=== Data records ===
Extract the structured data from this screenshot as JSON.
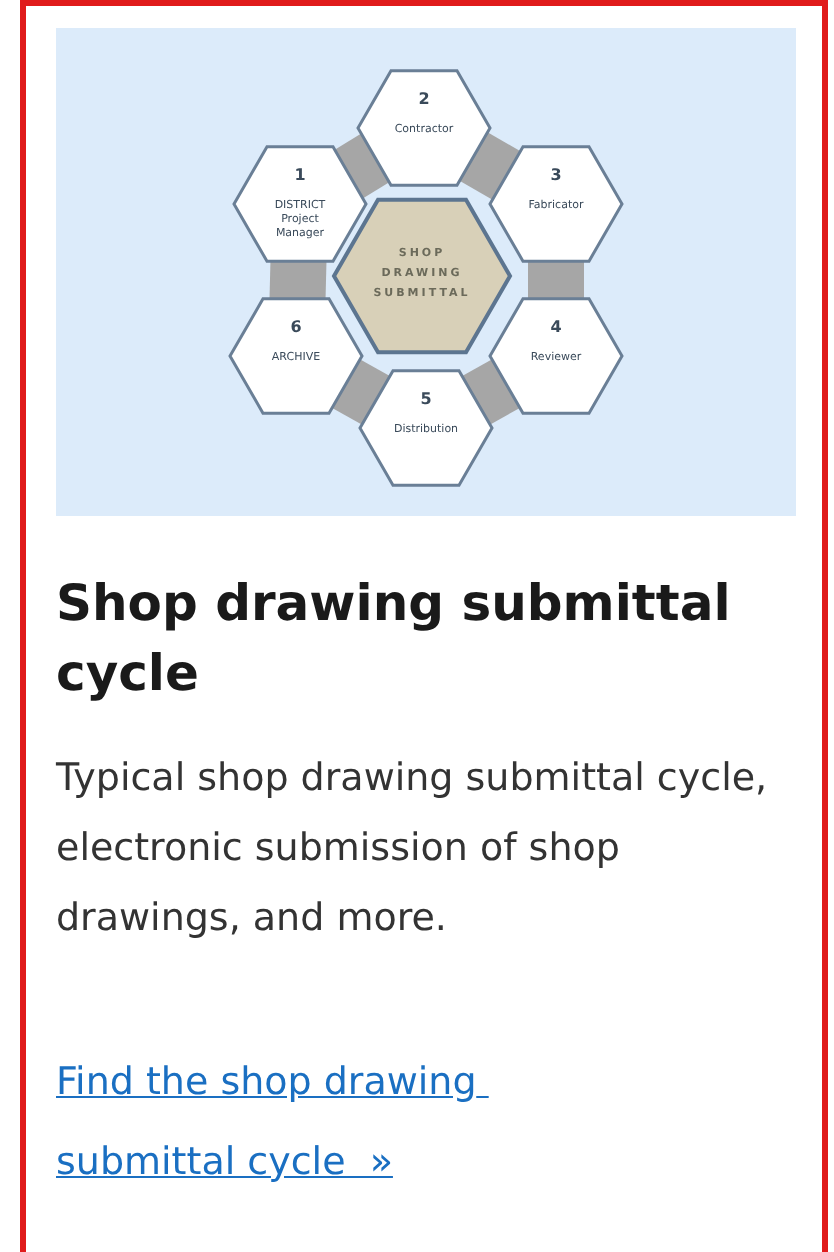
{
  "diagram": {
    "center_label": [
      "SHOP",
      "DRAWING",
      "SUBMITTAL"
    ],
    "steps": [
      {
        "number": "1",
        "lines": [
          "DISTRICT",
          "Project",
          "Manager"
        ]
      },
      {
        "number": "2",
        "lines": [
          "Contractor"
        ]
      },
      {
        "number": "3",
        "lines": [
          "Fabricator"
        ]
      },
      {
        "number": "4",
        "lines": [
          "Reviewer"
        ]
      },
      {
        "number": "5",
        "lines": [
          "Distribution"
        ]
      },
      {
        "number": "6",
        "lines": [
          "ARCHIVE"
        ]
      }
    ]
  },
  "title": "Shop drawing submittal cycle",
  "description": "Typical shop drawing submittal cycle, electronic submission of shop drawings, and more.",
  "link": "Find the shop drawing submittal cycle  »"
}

=== Your objective ===
Transcribe all the data word for word; the images stay out.

=== Written answer ===
Extract the structured data from this screenshot as JSON.
{
  "diagram": {
    "center_label": [
      "SHOP",
      "DRAWING",
      "SUBMITTAL"
    ],
    "steps": [
      {
        "number": "1",
        "lines": [
          "DISTRICT",
          "Project",
          "Manager"
        ]
      },
      {
        "number": "2",
        "lines": [
          "Contractor"
        ]
      },
      {
        "number": "3",
        "lines": [
          "Fabricator"
        ]
      },
      {
        "number": "4",
        "lines": [
          "Reviewer"
        ]
      },
      {
        "number": "5",
        "lines": [
          "Distribution"
        ]
      },
      {
        "number": "6",
        "lines": [
          "ARCHIVE"
        ]
      }
    ]
  },
  "title": "Shop drawing submittal cycle",
  "description": "Typical shop drawing submittal cycle, electronic submission of shop drawings, and more.",
  "link": "Find the shop drawing submittal cycle  »"
}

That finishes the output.